ФРАГМЕНТ ТЕКСТА:
За последние два десятка лет Православие шло с победным знаменем по постсоветским просторам, за внешними показателями нам казалось, что вот-вот мы будем жить в стране «победившей ортодоксии», торжественные реляции объявляли нам об очередном взятом бастионе неверия…
И вдруг, спустя двадцать лет, мы оглянулись, а (кроме знаменосца и «офицерского» состава) в нашем строю никого нет. Есть все симптомы, что при внешних количественных успехах: увеличение количества епископов, священников, храмов, монастырей, духовно-просветительских центров и прочей атрибутики «благополучия» — внутренне земная Церковь потерпела тотальное поражение. Это поражение выражено прежде всего в качестве нашего количества, то есть в том, чем являются нынешние адепты Православия. В погоне за внешними результатами мы забыли о смысле нашей деятельности, превратив миссию в бег по кругу, в самоцель.
Первое наше поражение мы потерпели в сфере слова. Мы не умеем, не знаем, а зачастую и не хотим знать, как говорить не только с «внешними», но и со своими. У нас не выработался адекватный миссионерский язык, который бы воспринимался современной молодёжью и людьми среднего возраста. Здесь видится сразу несколько проблем.
Церковь впервые за две тысячи лет имеет дело с формой мышления, свойственной только современному человеку. В период раннего христианства отцы Церкви вырабатывали язык православного богословия и благовестия, дотягивая его до философии Платона и Аристотеля, насыщая дефинициями неоплатонизма, обогащая логическими триадами диалектики поздней Античности. Миссионерам той эпохи приходилось много учиться, чтобы быть воспринятыми всерьёз просвещёнными язычниками. Затем наступило время разговора на равных, внутренняя миссия снизила накал.
Новым вызовом стали «первобытные» народы Европейского Севера, Азии, Африки и Америки. Потребовались новые методы благовестия, новый язык, не тождественный аристотелевскому. И этот язык был найден – чудо. Проповедь среди «первобытных» народов сопровождалась чудесами, которые действовали куда сильнее, чем слово.

ЗАДАНИЕ:
Перепишите дословно часть текста о миссии Церкви: начните со слов «Церковь впервые за» и остановитесь после слов «миссия снизила накал.». Работайте только с приведённым выше текстом.

Записи визуальной разметки:
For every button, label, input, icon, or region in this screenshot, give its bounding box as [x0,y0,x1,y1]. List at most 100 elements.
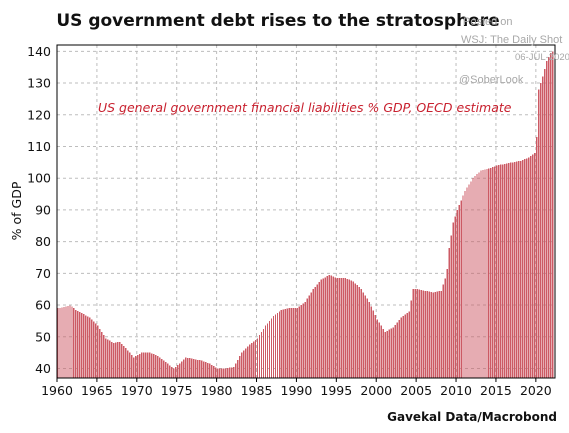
data-bar [266,323,269,378]
data-bar [472,178,474,378]
data-bar [312,289,315,378]
data-bar [410,300,412,378]
data-bar [87,316,89,378]
data-bar [206,362,209,378]
watermark-posted-on: Posted on [463,16,513,28]
data-bar [382,328,384,378]
data-bar [496,165,498,378]
data-bar [474,176,476,378]
x-tick-label: 1960 [41,383,73,398]
x-tick-label: 2000 [360,383,392,398]
y-tick-label: 120 [27,107,51,122]
data-bar [444,278,446,378]
data-bar [520,160,522,378]
data-bar [75,310,77,378]
data-bar [93,321,95,378]
data-bar [212,366,215,378]
data-bar [386,330,388,378]
x-tick-label: 2015 [480,383,512,398]
data-bar [402,316,404,378]
data-bar [97,325,99,378]
data-bar [292,308,295,378]
data-bar [161,358,163,378]
data-bar [340,278,343,378]
data-bar [232,366,235,378]
data-bar [434,291,436,378]
data-bar [372,310,374,378]
data-bar [268,320,271,378]
data-bar [284,309,287,378]
data-bar [121,343,123,378]
data-bar [428,291,430,378]
data-bar [270,318,273,378]
data-bar [400,317,402,378]
y-tick-label: 100 [27,171,51,186]
y-tick-labels: 40 50 60 70 80 90 100 110 120 130 140 [27,44,51,376]
data-bar [224,368,227,378]
data-bar [105,338,107,378]
data-bar [153,354,155,378]
data-bar [416,289,418,378]
data-bar [81,312,83,378]
data-bar [526,158,528,378]
data-bar [129,352,131,378]
data-bar [342,278,345,378]
data-bar [322,278,325,378]
data-bar [252,341,255,378]
data-bar [256,338,259,378]
data-bar [59,307,61,378]
data-bar [99,328,101,378]
data-bar [83,314,85,378]
data-bar [290,308,293,378]
data-bar [308,295,311,378]
data-bar [510,162,512,378]
data-bar [109,340,111,378]
data-bar [422,290,424,378]
data-bar [192,358,195,378]
data-bar [476,174,478,378]
data-bar [464,190,466,378]
data-bar [149,352,151,378]
data-bar [304,301,307,378]
data-bar [77,311,79,378]
data-bar [302,303,305,378]
data-bar [141,352,143,378]
x-tick-label: 1985 [241,383,273,398]
data-bar [196,359,199,378]
data-bar [222,368,225,378]
data-bar [236,359,239,378]
x-tick-label: 2005 [400,383,432,398]
data-bar [350,280,353,378]
data-bar [61,307,63,378]
data-bar [534,152,536,378]
data-bar [460,200,462,378]
data-bar [384,332,386,378]
data-bar [310,292,313,378]
x-tick-label: 2010 [440,383,472,398]
data-bar [180,361,183,378]
data-bar [380,325,382,378]
data-bar [376,319,378,378]
data-bar [242,350,245,378]
data-bar [546,60,548,379]
data-bar [524,159,526,378]
data-bar [214,367,217,378]
data-bar [71,306,73,378]
data-bar [388,329,390,378]
data-bar [254,339,257,378]
data-bar [458,205,460,378]
data-bar [258,335,261,378]
y-tick-label: 60 [35,298,51,313]
data-bar [470,181,472,378]
x-tick-label: 1990 [281,383,313,398]
data-bar [430,291,432,378]
data-bar [360,289,362,378]
data-bar [107,339,109,378]
y-tick-label: 80 [35,234,51,249]
data-bar [370,306,372,378]
data-bar [390,328,392,378]
data-bar [157,355,159,378]
data-bar [540,83,542,378]
data-bar [298,306,301,378]
data-bar [167,363,169,378]
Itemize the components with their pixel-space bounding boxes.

ОТВЕТ:
Церковь впервые за две тысячи лет имеет дело с формой мышления, свойственной только современному человеку. В период раннего христианства отцы Церкви вырабатывали язык православного богословия и благовестия, дотягивая его до философии Платона и Аристотеля, насыщая дефинициями неоплатонизма, обогащая логическими триадами диалектики поздней Античности. Миссионерам той эпохи приходилось много учиться, чтобы быть воспринятыми всерьёз просвещёнными язычниками. Затем наступило время разговора на равных, внутренняя миссия снизила накал.